→ **Set task**
Give only the number of lines that include the string "Output".

Dataset entries
# # # #

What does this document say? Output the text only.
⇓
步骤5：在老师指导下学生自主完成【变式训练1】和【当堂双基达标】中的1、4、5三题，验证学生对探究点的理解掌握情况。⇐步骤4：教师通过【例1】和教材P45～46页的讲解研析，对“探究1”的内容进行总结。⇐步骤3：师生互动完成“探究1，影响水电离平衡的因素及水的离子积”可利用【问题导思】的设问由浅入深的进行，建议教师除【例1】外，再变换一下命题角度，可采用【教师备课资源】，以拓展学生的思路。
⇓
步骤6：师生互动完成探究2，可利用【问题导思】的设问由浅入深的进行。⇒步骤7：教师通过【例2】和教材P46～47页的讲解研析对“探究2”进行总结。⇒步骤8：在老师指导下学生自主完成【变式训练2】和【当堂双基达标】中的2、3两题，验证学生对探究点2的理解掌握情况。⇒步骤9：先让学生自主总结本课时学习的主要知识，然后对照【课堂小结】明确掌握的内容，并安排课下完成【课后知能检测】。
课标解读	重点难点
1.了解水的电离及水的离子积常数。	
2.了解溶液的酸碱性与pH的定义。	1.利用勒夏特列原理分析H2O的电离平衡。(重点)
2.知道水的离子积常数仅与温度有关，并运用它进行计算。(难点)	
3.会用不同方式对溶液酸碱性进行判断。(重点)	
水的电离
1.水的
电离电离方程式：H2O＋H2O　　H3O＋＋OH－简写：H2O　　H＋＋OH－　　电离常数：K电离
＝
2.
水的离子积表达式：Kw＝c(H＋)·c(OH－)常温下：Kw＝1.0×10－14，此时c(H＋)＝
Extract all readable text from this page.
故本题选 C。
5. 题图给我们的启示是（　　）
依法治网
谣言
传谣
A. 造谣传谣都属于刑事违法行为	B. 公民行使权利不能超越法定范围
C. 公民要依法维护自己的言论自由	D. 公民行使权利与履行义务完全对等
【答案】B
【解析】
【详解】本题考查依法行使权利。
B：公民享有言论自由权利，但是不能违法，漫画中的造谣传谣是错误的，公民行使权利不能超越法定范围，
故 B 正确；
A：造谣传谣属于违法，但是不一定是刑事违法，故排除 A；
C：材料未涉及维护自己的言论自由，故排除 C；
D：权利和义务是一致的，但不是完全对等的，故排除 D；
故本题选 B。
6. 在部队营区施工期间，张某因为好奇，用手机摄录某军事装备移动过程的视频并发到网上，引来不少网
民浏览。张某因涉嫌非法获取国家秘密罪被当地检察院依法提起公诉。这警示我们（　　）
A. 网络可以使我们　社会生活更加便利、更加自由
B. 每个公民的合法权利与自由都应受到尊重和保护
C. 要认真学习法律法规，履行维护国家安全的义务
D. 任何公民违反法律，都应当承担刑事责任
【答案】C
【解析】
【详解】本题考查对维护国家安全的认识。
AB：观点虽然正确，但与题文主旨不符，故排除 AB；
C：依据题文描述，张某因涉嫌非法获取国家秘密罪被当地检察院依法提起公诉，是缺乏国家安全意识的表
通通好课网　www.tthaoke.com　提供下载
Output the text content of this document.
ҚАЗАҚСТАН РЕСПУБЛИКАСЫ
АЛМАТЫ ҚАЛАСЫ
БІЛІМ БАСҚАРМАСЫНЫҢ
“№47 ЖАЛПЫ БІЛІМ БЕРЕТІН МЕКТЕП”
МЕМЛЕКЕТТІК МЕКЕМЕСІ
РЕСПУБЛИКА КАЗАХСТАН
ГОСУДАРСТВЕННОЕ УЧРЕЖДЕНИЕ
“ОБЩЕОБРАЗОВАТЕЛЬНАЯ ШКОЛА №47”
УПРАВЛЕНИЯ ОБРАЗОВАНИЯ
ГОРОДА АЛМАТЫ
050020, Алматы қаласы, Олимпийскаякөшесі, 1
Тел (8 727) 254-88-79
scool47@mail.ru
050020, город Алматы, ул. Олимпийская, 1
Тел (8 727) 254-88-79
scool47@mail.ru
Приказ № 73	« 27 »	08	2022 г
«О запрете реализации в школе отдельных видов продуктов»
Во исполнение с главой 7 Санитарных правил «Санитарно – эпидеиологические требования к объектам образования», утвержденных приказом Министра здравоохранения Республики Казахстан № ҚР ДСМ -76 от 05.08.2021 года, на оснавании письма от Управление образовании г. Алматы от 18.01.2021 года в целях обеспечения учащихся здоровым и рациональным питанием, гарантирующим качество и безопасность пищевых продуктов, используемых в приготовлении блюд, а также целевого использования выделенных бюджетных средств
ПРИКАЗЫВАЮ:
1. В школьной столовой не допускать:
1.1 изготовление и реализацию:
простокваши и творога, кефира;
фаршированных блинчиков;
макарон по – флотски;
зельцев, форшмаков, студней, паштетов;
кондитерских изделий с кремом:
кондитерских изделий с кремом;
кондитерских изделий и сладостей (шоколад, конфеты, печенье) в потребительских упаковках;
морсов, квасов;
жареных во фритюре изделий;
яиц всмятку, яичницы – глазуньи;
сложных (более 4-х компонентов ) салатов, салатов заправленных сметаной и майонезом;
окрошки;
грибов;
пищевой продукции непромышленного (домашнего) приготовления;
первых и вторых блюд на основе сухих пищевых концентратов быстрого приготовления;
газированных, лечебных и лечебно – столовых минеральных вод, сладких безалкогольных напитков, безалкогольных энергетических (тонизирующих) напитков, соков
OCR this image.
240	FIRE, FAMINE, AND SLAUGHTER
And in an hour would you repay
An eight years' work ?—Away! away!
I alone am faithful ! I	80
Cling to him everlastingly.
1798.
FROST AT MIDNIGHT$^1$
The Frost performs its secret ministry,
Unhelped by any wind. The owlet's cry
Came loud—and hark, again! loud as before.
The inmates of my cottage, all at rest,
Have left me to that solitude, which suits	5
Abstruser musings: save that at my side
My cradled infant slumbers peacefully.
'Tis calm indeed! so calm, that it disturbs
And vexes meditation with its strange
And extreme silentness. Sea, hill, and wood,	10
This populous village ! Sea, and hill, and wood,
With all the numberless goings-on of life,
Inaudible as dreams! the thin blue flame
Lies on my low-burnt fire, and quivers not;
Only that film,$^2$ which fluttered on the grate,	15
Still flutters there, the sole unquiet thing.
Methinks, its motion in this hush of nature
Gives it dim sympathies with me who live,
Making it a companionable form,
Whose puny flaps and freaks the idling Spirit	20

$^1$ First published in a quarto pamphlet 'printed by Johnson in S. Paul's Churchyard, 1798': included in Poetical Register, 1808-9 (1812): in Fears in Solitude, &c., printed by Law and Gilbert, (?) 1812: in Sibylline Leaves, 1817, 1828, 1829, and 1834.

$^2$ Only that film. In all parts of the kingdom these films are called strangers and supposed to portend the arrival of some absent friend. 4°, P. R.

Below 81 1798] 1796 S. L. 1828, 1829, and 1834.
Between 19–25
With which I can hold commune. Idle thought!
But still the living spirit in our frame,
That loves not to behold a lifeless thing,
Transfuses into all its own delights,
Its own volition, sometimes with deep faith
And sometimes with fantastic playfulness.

# # # #

→ **Task solution**
2